• [The input]
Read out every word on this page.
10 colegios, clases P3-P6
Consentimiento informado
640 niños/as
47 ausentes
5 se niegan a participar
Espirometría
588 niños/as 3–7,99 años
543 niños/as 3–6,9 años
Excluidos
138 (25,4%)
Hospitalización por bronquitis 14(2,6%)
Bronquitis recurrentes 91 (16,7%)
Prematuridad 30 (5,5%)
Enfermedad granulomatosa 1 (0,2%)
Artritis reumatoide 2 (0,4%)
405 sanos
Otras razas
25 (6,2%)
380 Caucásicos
...
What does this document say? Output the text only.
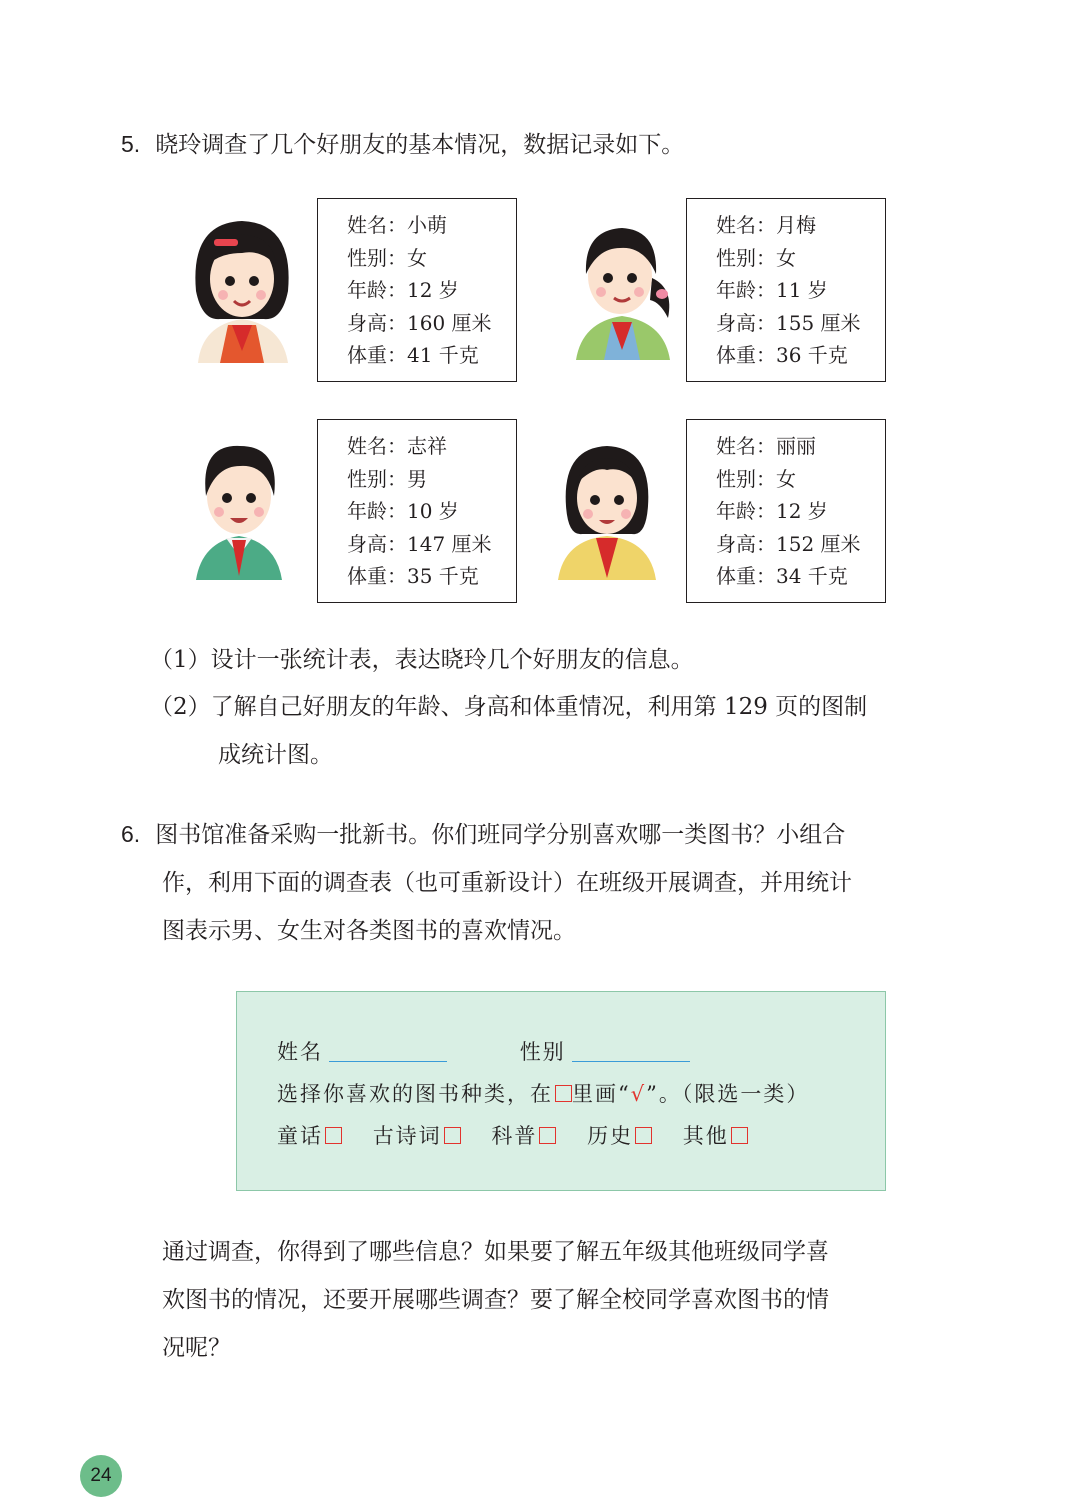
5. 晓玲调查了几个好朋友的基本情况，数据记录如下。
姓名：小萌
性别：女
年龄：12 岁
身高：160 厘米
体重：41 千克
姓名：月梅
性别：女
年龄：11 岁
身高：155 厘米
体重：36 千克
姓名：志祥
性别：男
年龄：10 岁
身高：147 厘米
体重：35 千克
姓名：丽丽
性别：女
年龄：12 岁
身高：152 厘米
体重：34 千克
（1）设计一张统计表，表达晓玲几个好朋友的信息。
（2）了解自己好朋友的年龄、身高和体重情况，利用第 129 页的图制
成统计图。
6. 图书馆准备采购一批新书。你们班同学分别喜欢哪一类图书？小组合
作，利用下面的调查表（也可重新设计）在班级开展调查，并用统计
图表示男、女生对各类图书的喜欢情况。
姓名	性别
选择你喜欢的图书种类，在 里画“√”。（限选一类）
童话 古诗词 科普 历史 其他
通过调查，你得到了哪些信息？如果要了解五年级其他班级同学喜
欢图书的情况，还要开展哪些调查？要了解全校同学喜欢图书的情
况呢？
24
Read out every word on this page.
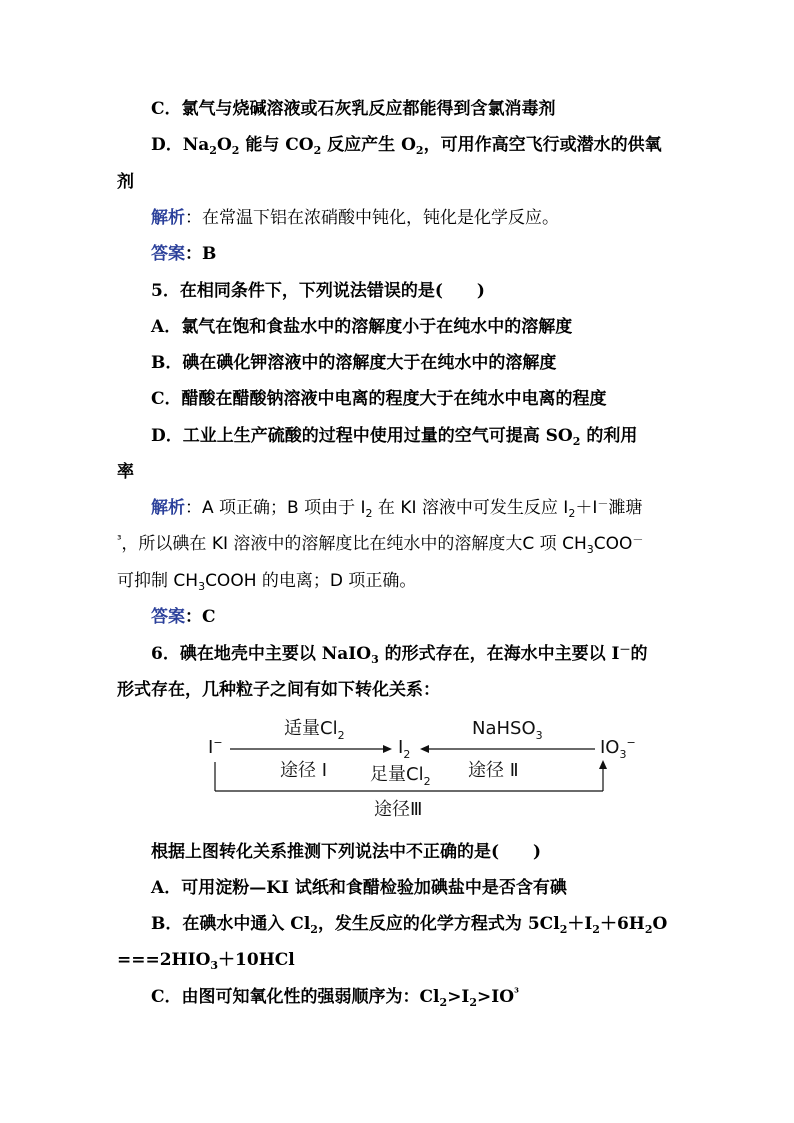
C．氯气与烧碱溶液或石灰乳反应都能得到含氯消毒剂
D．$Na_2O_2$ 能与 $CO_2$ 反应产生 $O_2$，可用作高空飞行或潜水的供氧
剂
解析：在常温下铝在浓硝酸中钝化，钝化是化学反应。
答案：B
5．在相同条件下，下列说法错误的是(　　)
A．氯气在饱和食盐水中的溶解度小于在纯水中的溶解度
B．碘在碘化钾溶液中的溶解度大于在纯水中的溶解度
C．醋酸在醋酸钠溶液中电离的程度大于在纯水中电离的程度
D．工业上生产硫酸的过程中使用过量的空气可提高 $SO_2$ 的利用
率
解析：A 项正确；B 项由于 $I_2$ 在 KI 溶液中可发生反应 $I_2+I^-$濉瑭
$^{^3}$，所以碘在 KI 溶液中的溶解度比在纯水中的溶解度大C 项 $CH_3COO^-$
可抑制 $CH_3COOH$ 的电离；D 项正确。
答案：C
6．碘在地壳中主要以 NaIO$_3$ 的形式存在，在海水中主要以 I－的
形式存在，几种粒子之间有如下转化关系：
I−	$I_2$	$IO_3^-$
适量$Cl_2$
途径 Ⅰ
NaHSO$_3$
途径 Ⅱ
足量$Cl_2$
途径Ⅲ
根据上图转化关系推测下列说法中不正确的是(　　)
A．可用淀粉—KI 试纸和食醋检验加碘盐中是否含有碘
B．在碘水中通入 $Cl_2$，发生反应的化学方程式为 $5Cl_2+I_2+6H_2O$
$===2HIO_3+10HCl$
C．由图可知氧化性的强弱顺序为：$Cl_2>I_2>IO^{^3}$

• [Task objective]
Show all lines in the entries above where the string "años" appears.

• [Task output]
588 niños/as 3–7,99 años
543 niños/as 3–6,9 años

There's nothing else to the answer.